Exercise inputs:
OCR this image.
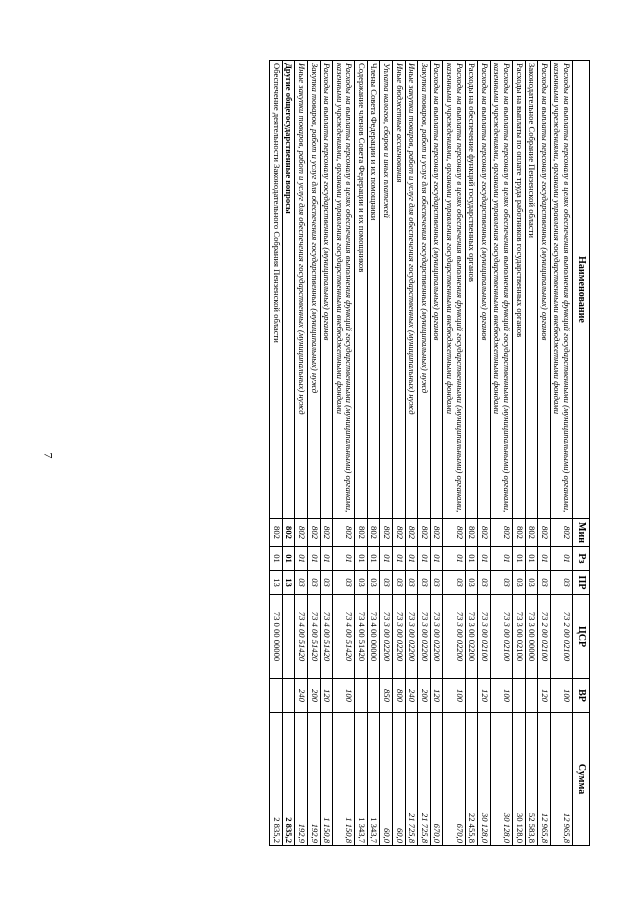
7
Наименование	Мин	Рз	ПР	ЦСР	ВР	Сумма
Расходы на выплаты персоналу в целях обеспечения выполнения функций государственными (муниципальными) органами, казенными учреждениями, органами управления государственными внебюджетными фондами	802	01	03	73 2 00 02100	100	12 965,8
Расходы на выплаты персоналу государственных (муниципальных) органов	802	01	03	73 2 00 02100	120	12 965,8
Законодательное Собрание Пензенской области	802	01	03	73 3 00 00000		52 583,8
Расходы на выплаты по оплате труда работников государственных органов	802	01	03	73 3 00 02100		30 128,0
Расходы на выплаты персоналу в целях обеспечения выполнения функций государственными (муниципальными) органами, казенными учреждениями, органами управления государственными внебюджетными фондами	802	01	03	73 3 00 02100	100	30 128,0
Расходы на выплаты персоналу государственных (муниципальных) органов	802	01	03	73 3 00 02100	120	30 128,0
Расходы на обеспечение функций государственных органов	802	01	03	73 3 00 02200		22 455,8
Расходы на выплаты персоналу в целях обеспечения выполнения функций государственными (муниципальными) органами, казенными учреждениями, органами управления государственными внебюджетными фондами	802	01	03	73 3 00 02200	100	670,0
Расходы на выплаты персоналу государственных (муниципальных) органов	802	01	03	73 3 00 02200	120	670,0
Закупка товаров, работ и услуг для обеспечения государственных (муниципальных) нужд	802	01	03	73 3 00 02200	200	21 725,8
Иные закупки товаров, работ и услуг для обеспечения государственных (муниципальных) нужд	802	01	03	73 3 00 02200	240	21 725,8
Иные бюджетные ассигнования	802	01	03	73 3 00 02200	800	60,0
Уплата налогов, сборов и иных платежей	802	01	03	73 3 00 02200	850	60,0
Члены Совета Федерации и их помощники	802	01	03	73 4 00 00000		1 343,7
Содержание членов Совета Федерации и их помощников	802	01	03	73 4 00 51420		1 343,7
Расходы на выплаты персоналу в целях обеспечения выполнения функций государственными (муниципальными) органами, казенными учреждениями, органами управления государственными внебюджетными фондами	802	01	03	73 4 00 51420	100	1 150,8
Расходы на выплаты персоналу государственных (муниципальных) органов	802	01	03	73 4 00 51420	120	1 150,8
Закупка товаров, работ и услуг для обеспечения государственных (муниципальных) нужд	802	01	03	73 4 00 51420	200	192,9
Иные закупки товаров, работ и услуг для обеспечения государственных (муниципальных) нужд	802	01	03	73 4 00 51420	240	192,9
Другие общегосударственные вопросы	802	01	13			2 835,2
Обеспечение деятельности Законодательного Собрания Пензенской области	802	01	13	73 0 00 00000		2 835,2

Exercise brief:
Every line of the material is to be quoted exactly, with no pictures carried over.

Task solution:
OCR this image.
7
Наименование	Мин	Рз	ПР	ЦСР	ВР	Сумма
Расходы на выплаты персоналу в целях обеспечения выполнения функций государственными (муниципальными) органами, казенными учреждениями, органами управления государственными внебюджетными фондами	802	01	03	73 2 00 02100	100	12 965,8
Расходы на выплаты персоналу государственных (муниципальных) органов	802	01	03	73 2 00 02100	120	12 965,8
Законодательное Собрание Пензенской области	802	01	03	73 3 00 00000		52 583,8
Расходы на выплаты по оплате труда работников государственных органов	802	01	03	73 3 00 02100		30 128,0
Расходы на выплаты персоналу в целях обеспечения выполнения функций государственными (муниципальными) органами, казенными учреждениями, органами управления государственными внебюджетными фондами	802	01	03	73 3 00 02100	100	30 128,0
Расходы на выплаты персоналу государственных (муниципальных) органов	802	01	03	73 3 00 02100	120	30 128,0
Расходы на обеспечение функций государственных органов	802	01	03	73 3 00 02200		22 455,8
Расходы на выплаты персоналу в целях обеспечения выполнения функций государственными (муниципальными) органами, казенными учреждениями, органами управления государственными внебюджетными фондами	802	01	03	73 3 00 02200	100	670,0
Расходы на выплаты персоналу государственных (муниципальных) органов	802	01	03	73 3 00 02200	120	670,0
Закупка товаров, работ и услуг для обеспечения государственных (муниципальных) нужд	802	01	03	73 3 00 02200	200	21 725,8
Иные закупки товаров, работ и услуг для обеспечения государственных (муниципальных) нужд	802	01	03	73 3 00 02200	240	21 725,8
Иные бюджетные ассигнования	802	01	03	73 3 00 02200	800	60,0
Уплата налогов, сборов и иных платежей	802	01	03	73 3 00 02200	850	60,0
Члены Совета Федерации и их помощники	802	01	03	73 4 00 00000		1 343,7
Содержание членов Совета Федерации и их помощников	802	01	03	73 4 00 51420		1 343,7
Расходы на выплаты персоналу в целях обеспечения выполнения функций государственными (муниципальными) органами, казенными учреждениями, органами управления государственными внебюджетными фондами	802	01	03	73 4 00 51420	100	1 150,8
Расходы на выплаты персоналу государственных (муниципальных) органов	802	01	03	73 4 00 51420	120	1 150,8
Закупка товаров, работ и услуг для обеспечения государственных (муниципальных) нужд	802	01	03	73 4 00 51420	200	192,9
Иные закупки товаров, работ и услуг для обеспечения государственных (муниципальных) нужд	802	01	03	73 4 00 51420	240	192,9
Другие общегосударственные вопросы	802	01	13			2 835,2
Обеспечение деятельности Законодательного Собрания Пензенской области	802	01	13	73 0 00 00000		2 835,2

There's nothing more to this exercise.